TASK:
Reproduce every entry exactly.

══════

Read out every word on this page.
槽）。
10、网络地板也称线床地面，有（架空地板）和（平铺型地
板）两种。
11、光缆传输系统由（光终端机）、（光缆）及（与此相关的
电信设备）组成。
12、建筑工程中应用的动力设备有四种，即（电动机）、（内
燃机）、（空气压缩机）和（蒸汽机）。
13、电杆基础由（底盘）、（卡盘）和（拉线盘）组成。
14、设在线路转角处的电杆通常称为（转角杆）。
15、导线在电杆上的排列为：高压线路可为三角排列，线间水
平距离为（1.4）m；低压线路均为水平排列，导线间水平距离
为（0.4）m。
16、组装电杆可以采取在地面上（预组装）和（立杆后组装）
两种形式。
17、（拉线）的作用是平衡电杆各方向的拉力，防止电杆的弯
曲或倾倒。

══════

REPLY:
Read out every word on this page.
槽）。
10、网络地板也称线床地面，有（架空地板）和（平铺型地
板）两种。
11、光缆传输系统由（光终端机）、（光缆）及（与此相关的
电信设备）组成。
12、建筑工程中应用的动力设备有四种，即（电动机）、（内
燃机）、（空气压缩机）和（蒸汽机）。
13、电杆基础由（底盘）、（卡盘）和（拉线盘）组成。
14、设在线路转角处的电杆通常称为（转角杆）。
15、导线在电杆上的排列为：高压线路可为三角排列，线间水
平距离为（1.4）m；低压线路均为水平排列，导线间水平距离
为（0.4）m。
16、组装电杆可以采取在地面上（预组装）和（立杆后组装）
两种形式。
17、（拉线）的作用是平衡电杆各方向的拉力，防止电杆的弯
曲或倾倒。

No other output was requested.